* begin DATA FOR THIS TASK *

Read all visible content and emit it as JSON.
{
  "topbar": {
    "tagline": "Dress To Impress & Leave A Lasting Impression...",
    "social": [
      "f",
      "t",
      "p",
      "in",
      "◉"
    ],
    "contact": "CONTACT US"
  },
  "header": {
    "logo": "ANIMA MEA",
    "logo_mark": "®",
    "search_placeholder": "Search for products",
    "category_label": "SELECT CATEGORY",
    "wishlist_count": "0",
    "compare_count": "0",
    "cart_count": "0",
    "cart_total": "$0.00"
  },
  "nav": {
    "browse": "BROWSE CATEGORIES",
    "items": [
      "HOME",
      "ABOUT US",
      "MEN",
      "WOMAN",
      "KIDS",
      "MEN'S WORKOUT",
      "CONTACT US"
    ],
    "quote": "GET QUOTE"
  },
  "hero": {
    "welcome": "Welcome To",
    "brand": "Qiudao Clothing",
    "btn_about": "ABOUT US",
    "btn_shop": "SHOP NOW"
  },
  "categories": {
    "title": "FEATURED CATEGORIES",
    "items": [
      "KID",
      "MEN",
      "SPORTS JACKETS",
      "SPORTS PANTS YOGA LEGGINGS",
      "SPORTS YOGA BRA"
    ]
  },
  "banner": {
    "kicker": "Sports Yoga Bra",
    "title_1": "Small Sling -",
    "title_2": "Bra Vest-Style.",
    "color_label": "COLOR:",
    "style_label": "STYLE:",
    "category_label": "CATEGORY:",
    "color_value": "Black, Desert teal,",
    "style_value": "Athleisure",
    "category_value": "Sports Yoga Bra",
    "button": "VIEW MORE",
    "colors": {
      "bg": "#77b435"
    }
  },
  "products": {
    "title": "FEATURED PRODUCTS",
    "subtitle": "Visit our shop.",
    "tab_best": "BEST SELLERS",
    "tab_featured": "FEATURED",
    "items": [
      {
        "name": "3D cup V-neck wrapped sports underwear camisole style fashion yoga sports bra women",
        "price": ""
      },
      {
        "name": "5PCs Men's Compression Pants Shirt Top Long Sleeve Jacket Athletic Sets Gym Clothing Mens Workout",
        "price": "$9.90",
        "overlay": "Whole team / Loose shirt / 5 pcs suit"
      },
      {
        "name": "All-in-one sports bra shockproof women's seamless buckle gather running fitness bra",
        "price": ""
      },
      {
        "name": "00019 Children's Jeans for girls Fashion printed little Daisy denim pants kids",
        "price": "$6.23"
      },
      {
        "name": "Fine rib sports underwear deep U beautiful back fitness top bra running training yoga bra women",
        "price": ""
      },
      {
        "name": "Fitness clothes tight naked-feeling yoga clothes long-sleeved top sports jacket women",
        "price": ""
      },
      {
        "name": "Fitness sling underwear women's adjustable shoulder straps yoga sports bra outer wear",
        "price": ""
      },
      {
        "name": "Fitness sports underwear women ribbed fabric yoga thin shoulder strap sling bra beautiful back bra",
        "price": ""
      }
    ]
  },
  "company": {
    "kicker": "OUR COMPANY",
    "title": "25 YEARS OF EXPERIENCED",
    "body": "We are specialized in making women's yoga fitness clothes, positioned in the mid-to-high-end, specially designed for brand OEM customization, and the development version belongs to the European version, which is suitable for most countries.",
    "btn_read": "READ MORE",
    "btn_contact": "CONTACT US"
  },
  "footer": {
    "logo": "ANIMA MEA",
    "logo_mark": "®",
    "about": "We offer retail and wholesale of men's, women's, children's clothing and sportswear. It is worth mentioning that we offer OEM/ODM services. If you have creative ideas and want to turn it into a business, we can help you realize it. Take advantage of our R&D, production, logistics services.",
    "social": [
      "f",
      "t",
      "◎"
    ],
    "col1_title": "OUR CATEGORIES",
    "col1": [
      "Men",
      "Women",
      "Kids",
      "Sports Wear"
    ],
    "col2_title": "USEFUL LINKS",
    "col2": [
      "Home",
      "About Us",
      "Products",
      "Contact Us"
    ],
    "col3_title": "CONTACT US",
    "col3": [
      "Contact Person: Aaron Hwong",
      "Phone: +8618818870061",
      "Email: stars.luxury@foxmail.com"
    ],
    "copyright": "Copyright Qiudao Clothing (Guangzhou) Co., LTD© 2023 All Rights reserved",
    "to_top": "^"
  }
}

* end DATA FOR THIS TASK *

All of the lines above need to be given again exactly.

§ EXERCISE RESULT:
Read all visible content and emit it as JSON.
{
  "topbar": {
    "tagline": "Dress To Impress & Leave A Lasting Impression...",
    "social": [
      "f",
      "t",
      "p",
      "in",
      "◉"
    ],
    "contact": "CONTACT US"
  },
  "header": {
    "logo": "ANIMA MEA",
    "logo_mark": "®",
    "search_placeholder": "Search for products",
    "category_label": "SELECT CATEGORY",
    "wishlist_count": "0",
    "compare_count": "0",
    "cart_count": "0",
    "cart_total": "$0.00"
  },
  "nav": {
    "browse": "BROWSE CATEGORIES",
    "items": [
      "HOME",
      "ABOUT US",
      "MEN",
      "WOMAN",
      "KIDS",
      "MEN'S WORKOUT",
      "CONTACT US"
    ],
    "quote": "GET QUOTE"
  },
  "hero": {
    "welcome": "Welcome To",
    "brand": "Qiudao Clothing",
    "btn_about": "ABOUT US",
    "btn_shop": "SHOP NOW"
  },
  "categories": {
    "title": "FEATURED CATEGORIES",
    "items": [
      "KID",
      "MEN",
      "SPORTS JACKETS",
      "SPORTS PANTS YOGA LEGGINGS",
      "SPORTS YOGA BRA"
    ]
  },
  "banner": {
    "kicker": "Sports Yoga Bra",
    "title_1": "Small Sling -",
    "title_2": "Bra Vest-Style.",
    "color_label": "COLOR:",
    "style_label": "STYLE:",
    "category_label": "CATEGORY:",
    "color_value": "Black, Desert teal,",
    "style_value": "Athleisure",
    "category_value": "Sports Yoga Bra",
    "button": "VIEW MORE",
    "colors": {
      "bg": "#77b435"
    }
  },
  "products": {
    "title": "FEATURED PRODUCTS",
    "subtitle": "Visit our shop.",
    "tab_best": "BEST SELLERS",
    "tab_featured": "FEATURED",
    "items": [
      {
        "name": "3D cup V-neck wrapped sports underwear camisole style fashion yoga sports bra women",
        "price": ""
      },
      {
        "name": "5PCs Men's Compression Pants Shirt Top Long Sleeve Jacket Athletic Sets Gym Clothing Mens Workout",
        "price": "$9.90",
        "overlay": "Whole team / Loose shirt / 5 pcs suit"
      },
      {
        "name": "All-in-one sports bra shockproof women's seamless buckle gather running fitness bra",
        "price": ""
      },
      {
        "name": "00019 Children's Jeans for girls Fashion printed little Daisy denim pants kids",
        "price": "$6.23"
      },
      {
        "name": "Fine rib sports underwear deep U beautiful back fitness top bra running training yoga bra women",
        "price": ""
      },
      {
        "name": "Fitness clothes tight naked-feeling yoga clothes long-sleeved top sports jacket women",
        "price": ""
      },
      {
        "name": "Fitness sling underwear women's adjustable shoulder straps yoga sports bra outer wear",
        "price": ""
      },
      {
        "name": "Fitness sports underwear women ribbed fabric yoga thin shoulder strap sling bra beautiful back bra",
        "price": ""
      }
    ]
  },
  "company": {
    "kicker": "OUR COMPANY",
    "title": "25 YEARS OF EXPERIENCED",
    "body": "We are specialized in making women's yoga fitness clothes, positioned in the mid-to-high-end, specially designed for brand OEM customization, and the development version belongs to the European version, which is suitable for most countries.",
    "btn_read": "READ MORE",
    "btn_contact": "CONTACT US"
  },
  "footer": {
    "logo": "ANIMA MEA",
    "logo_mark": "®",
    "about": "We offer retail and wholesale of men's, women's, children's clothing and sportswear. It is worth mentioning that we offer OEM/ODM services. If you have creative ideas and want to turn it into a business, we can help you realize it. Take advantage of our R&D, production, logistics services.",
    "social": [
      "f",
      "t",
      "◎"
    ],
    "col1_title": "OUR CATEGORIES",
    "col1": [
      "Men",
      "Women",
      "Kids",
      "Sports Wear"
    ],
    "col2_title": "USEFUL LINKS",
    "col2": [
      "Home",
      "About Us",
      "Products",
      "Contact Us"
    ],
    "col3_title": "CONTACT US",
    "col3": [
      "Contact Person: Aaron Hwong",
      "Phone: +8618818870061",
      "Email: stars.luxury@foxmail.com"
    ],
    "copyright": "Copyright Qiudao Clothing (Guangzhou) Co., LTD© 2023 All Rights reserved",
    "to_top": "^"
  }
}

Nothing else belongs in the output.